• GIVEN INFORMATION:
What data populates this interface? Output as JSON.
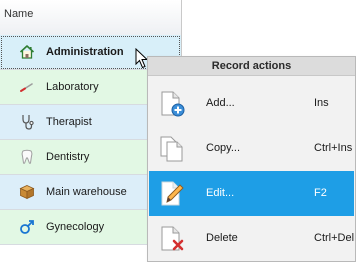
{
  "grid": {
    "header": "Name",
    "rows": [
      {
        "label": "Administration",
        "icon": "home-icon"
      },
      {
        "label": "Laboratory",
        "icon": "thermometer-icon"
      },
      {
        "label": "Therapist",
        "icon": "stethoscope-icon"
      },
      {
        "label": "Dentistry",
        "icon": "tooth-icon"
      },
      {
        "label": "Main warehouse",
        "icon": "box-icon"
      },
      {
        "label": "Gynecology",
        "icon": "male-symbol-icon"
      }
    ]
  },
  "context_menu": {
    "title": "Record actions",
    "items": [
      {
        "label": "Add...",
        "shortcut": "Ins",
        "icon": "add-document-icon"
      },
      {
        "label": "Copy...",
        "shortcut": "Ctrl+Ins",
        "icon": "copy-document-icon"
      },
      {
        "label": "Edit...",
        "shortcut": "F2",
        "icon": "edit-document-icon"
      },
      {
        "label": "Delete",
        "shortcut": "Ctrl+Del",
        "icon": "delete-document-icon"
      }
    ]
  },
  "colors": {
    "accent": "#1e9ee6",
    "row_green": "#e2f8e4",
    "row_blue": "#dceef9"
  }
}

--

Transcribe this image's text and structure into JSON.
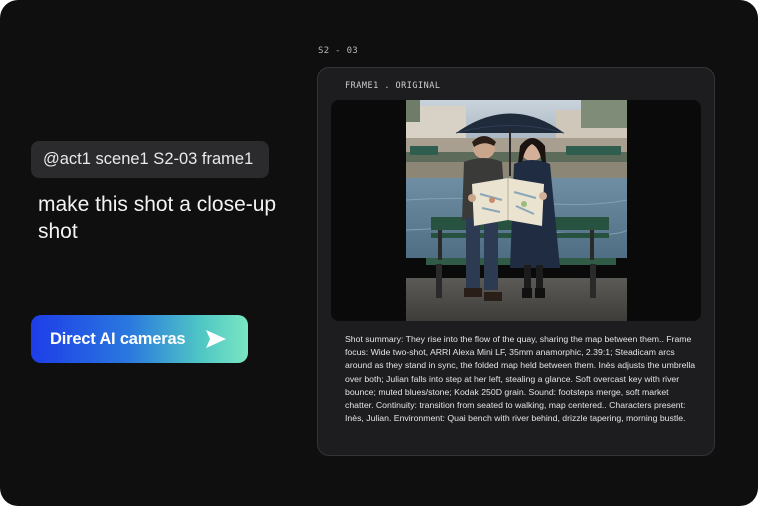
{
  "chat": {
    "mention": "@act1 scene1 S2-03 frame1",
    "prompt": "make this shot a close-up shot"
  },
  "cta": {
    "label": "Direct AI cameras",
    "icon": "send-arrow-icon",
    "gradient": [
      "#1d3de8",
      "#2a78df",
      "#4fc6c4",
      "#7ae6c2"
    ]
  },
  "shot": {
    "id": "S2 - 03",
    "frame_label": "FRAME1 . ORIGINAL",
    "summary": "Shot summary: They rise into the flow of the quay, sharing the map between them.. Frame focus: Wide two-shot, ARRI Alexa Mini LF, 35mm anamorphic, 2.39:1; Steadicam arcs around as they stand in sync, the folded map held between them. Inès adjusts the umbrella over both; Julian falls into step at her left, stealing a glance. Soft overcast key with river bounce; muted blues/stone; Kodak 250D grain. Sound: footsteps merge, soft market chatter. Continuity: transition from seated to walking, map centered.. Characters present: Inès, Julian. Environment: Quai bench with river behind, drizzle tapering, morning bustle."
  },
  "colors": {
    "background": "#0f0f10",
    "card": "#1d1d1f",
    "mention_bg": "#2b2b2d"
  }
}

• TASK DIRECTIONS:
Your answer should be a single number: the count of lines in the entries that contain the word "this".

• ANSWER FOR THE TASK:
3